[Input for this task]
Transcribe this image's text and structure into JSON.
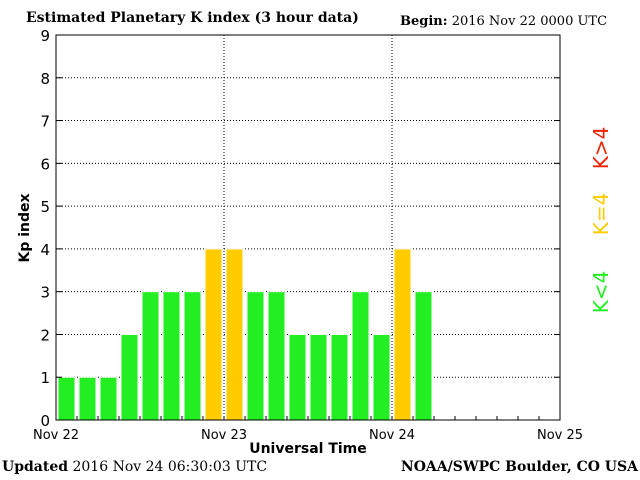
{
  "header": {
    "title": "Estimated Planetary K index (3 hour data)",
    "begin_label": "Begin:",
    "begin_value": "2016 Nov 22 0000 UTC"
  },
  "footer": {
    "updated_label": "Updated",
    "updated_value": "2016 Nov 24 06:30:03 UTC",
    "credit": "NOAA/SWPC Boulder, CO USA"
  },
  "legend": {
    "low": "K<4",
    "mid": "K=4",
    "high": "K>4"
  },
  "colors": {
    "low": "#22ee22",
    "mid": "#ffcc00",
    "high": "#ee2200",
    "grid": "#000000",
    "bar_border": "#ffffff"
  },
  "chart_data": {
    "type": "bar",
    "title": "Estimated Planetary K index (3 hour data)",
    "xlabel": "Universal Time",
    "ylabel": "Kp index",
    "ylim": [
      0,
      9
    ],
    "y_ticks": [
      "0",
      "1",
      "2",
      "3",
      "4",
      "5",
      "6",
      "7",
      "8",
      "9"
    ],
    "x_ticks": [
      "Nov 22",
      "Nov 23",
      "Nov 24",
      "Nov 25"
    ],
    "slots_per_day": 8,
    "grid": "dotted",
    "values": [
      1,
      1,
      1,
      2,
      3,
      3,
      3,
      4,
      4,
      3,
      3,
      2,
      2,
      2,
      3,
      2,
      4,
      3
    ]
  }
}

[Given request]
Copy the data word for word. Pictures do not go in the copy.

[Exercise output]
Transcribe this image's text and structure into JSON.
{
  "header": {
    "title": "Estimated Planetary K index (3 hour data)",
    "begin_label": "Begin:",
    "begin_value": "2016 Nov 22 0000 UTC"
  },
  "footer": {
    "updated_label": "Updated",
    "updated_value": "2016 Nov 24 06:30:03 UTC",
    "credit": "NOAA/SWPC Boulder, CO USA"
  },
  "legend": {
    "low": "K<4",
    "mid": "K=4",
    "high": "K>4"
  },
  "colors": {
    "low": "#22ee22",
    "mid": "#ffcc00",
    "high": "#ee2200",
    "grid": "#000000",
    "bar_border": "#ffffff"
  },
  "chart_data": {
    "type": "bar",
    "title": "Estimated Planetary K index (3 hour data)",
    "xlabel": "Universal Time",
    "ylabel": "Kp index",
    "ylim": [
      0,
      9
    ],
    "y_ticks": [
      "0",
      "1",
      "2",
      "3",
      "4",
      "5",
      "6",
      "7",
      "8",
      "9"
    ],
    "x_ticks": [
      "Nov 22",
      "Nov 23",
      "Nov 24",
      "Nov 25"
    ],
    "slots_per_day": 8,
    "grid": "dotted",
    "values": [
      1,
      1,
      1,
      2,
      3,
      3,
      3,
      4,
      4,
      3,
      3,
      2,
      2,
      2,
      3,
      2,
      4,
      3
    ]
  }
}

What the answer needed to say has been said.